▶ [TASK OBJECTIVE] Scan the material and copy every line in which "screenshot" appears.

[Data items]

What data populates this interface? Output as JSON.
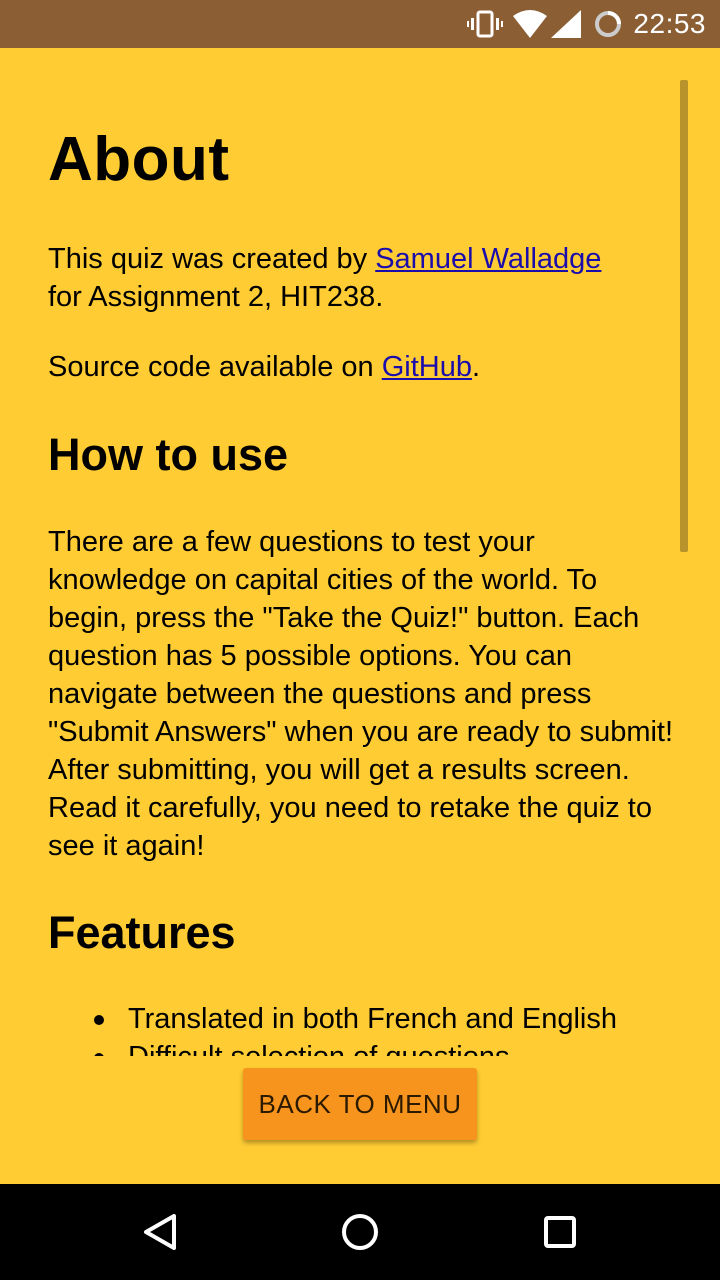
{
  "status_bar": {
    "time": "22:53",
    "icons": [
      "vibrate-icon",
      "wifi-icon",
      "signal-icon",
      "battery-loading-icon"
    ]
  },
  "about": {
    "title": "About",
    "intro_prefix": "This quiz was created by ",
    "author_link": "Samuel Walladge",
    "intro_suffix": "for Assignment 2, HIT238.",
    "source_prefix": "Source code available on ",
    "source_link": "GitHub",
    "source_suffix": "."
  },
  "how_to_use": {
    "heading": "How to use",
    "body": "There are a few questions to test your knowledge on capital cities of the world. To begin, press the \"Take the Quiz!\" button. Each question has 5 possible options. You can navigate between the questions and press \"Submit Answers\" when you are ready to submit! After submitting, you will get a results screen. Read it carefully, you need to retake the quiz to see it again!"
  },
  "features": {
    "heading": "Features",
    "items": [
      "Translated in both French and English",
      "Difficult selection of questions"
    ]
  },
  "actions": {
    "back_to_menu": "BACK TO MENU"
  },
  "nav": {
    "icons": [
      "back-icon",
      "home-icon",
      "recents-icon"
    ]
  },
  "colors": {
    "background": "#FFCD33",
    "status_bar": "#8B5E34",
    "button": "#F7941D",
    "link": "#1a0dab"
  }
}
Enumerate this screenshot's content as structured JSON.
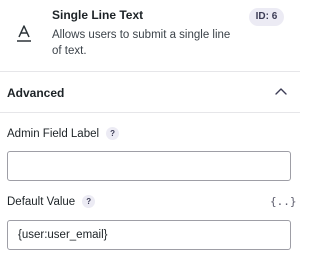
{
  "field_type": {
    "title": "Single Line Text",
    "description": "Allows users to submit a single line of text.",
    "id_badge": "ID: 6",
    "icon": "text-type-icon"
  },
  "advanced": {
    "title": "Advanced",
    "expanded": true,
    "toggle_icon": "chevron-up-icon"
  },
  "admin_field_label": {
    "label": "Admin Field Label",
    "help": "?",
    "value": ""
  },
  "default_value": {
    "label": "Default Value",
    "help": "?",
    "merge_tag_button": "{..}",
    "value": "{user:user_email}"
  },
  "colors": {
    "badge_bg": "#ecebf4",
    "border": "#9e9ea6",
    "divider": "#e6e6e9"
  }
}
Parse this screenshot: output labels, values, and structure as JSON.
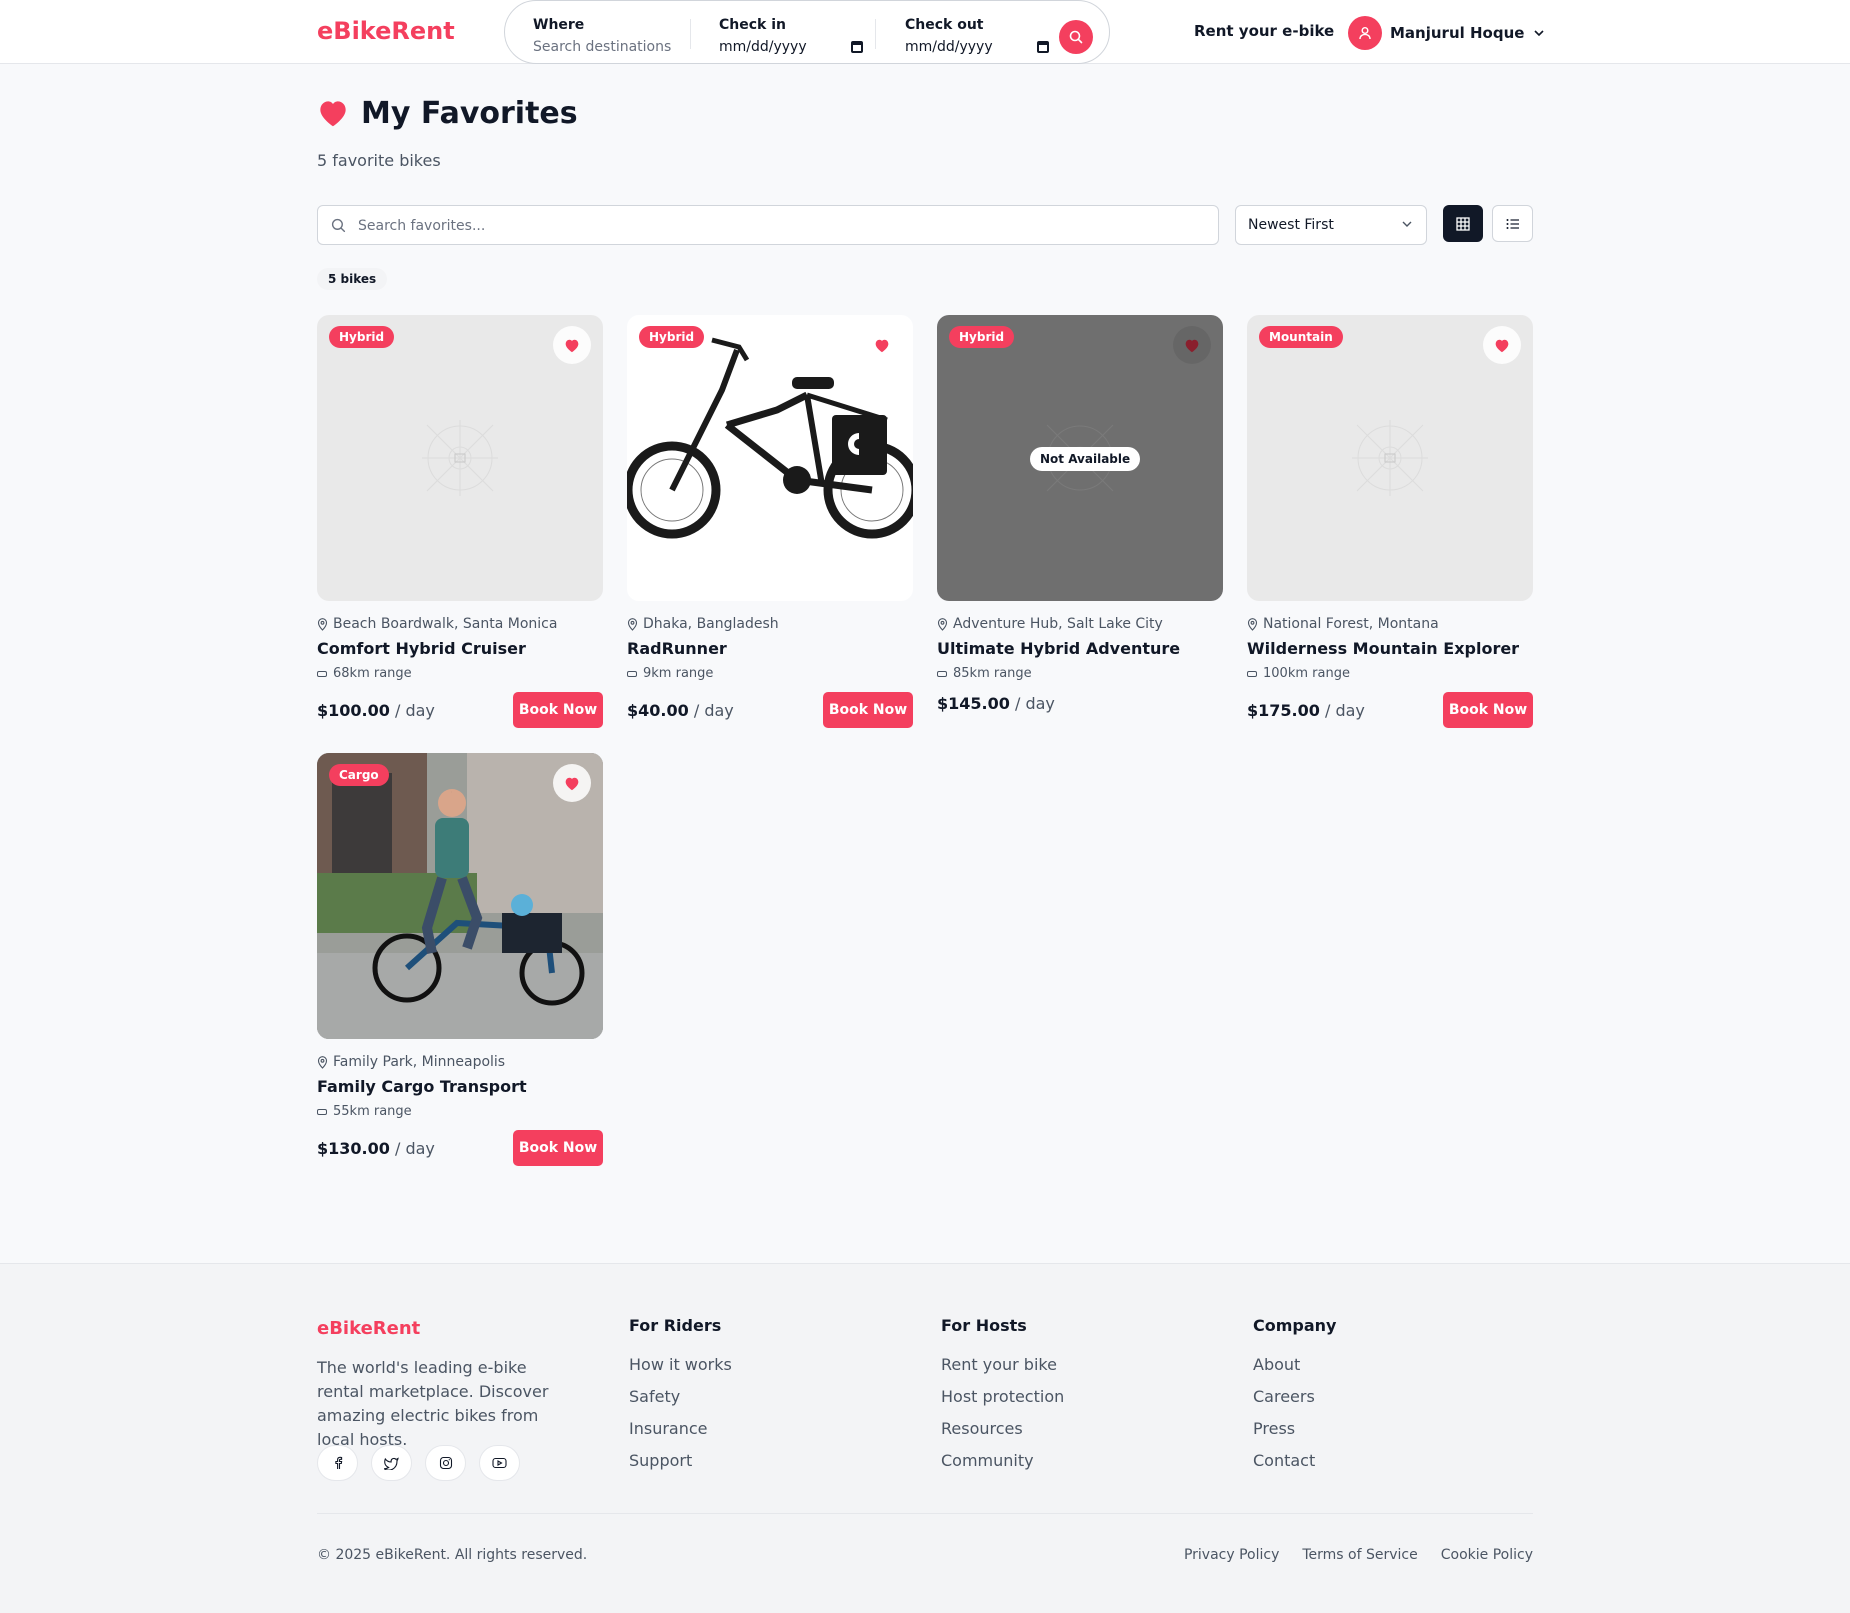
{
  "colors": {
    "brand": "#f43f5e",
    "dark": "#111827"
  },
  "header": {
    "logo": "eBikeRent",
    "where_label": "Where",
    "where_placeholder": "Search destinations",
    "checkin_label": "Check in",
    "checkin_value": "mm/dd/yyyy",
    "checkout_label": "Check out",
    "checkout_value": "mm/dd/yyyy",
    "rent_link": "Rent your e-bike",
    "user_name": "Manjurul Hoque"
  },
  "page": {
    "title": "My Favorites",
    "subtitle": "5 favorite bikes",
    "search_placeholder": "Search favorites...",
    "sort_value": "Newest First",
    "count_badge": "5 bikes"
  },
  "bikes": [
    {
      "category": "Hybrid",
      "location": "Beach Boardwalk, Santa Monica",
      "name": "Comfort Hybrid Cruiser",
      "range": "68km range",
      "price": "$100.00",
      "per": "/ day",
      "action": "Book Now"
    },
    {
      "category": "Hybrid",
      "location": "Dhaka, Bangladesh",
      "name": "RadRunner",
      "range": "9km range",
      "price": "$40.00",
      "per": "/ day",
      "action": "Book Now"
    },
    {
      "category": "Hybrid",
      "location": "Adventure Hub, Salt Lake City",
      "name": "Ultimate Hybrid Adventure",
      "range": "85km range",
      "price": "$145.00",
      "per": "/ day",
      "status": "Not Available"
    },
    {
      "category": "Mountain",
      "location": "National Forest, Montana",
      "name": "Wilderness Mountain Explorer",
      "range": "100km range",
      "price": "$175.00",
      "per": "/ day",
      "action": "Book Now"
    },
    {
      "category": "Cargo",
      "location": "Family Park, Minneapolis",
      "name": "Family Cargo Transport",
      "range": "55km range",
      "price": "$130.00",
      "per": "/ day",
      "action": "Book Now"
    }
  ],
  "footer": {
    "logo": "eBikeRent",
    "description": "The world's leading e-bike rental marketplace. Discover amazing electric bikes from local hosts.",
    "socials": [
      "facebook-icon",
      "twitter-icon",
      "instagram-icon",
      "youtube-icon"
    ],
    "columns": [
      {
        "title": "For Riders",
        "links": [
          "How it works",
          "Safety",
          "Insurance",
          "Support"
        ]
      },
      {
        "title": "For Hosts",
        "links": [
          "Rent your bike",
          "Host protection",
          "Resources",
          "Community"
        ]
      },
      {
        "title": "Company",
        "links": [
          "About",
          "Careers",
          "Press",
          "Contact"
        ]
      }
    ],
    "copyright": "© 2025 eBikeRent. All rights reserved.",
    "legal": [
      "Privacy Policy",
      "Terms of Service",
      "Cookie Policy"
    ]
  }
}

▶ [SOLVED PROBLEM]
Enumerate this screenshot's content as structured JSON.
Parse this screenshot: output labels, values, and structure as JSON.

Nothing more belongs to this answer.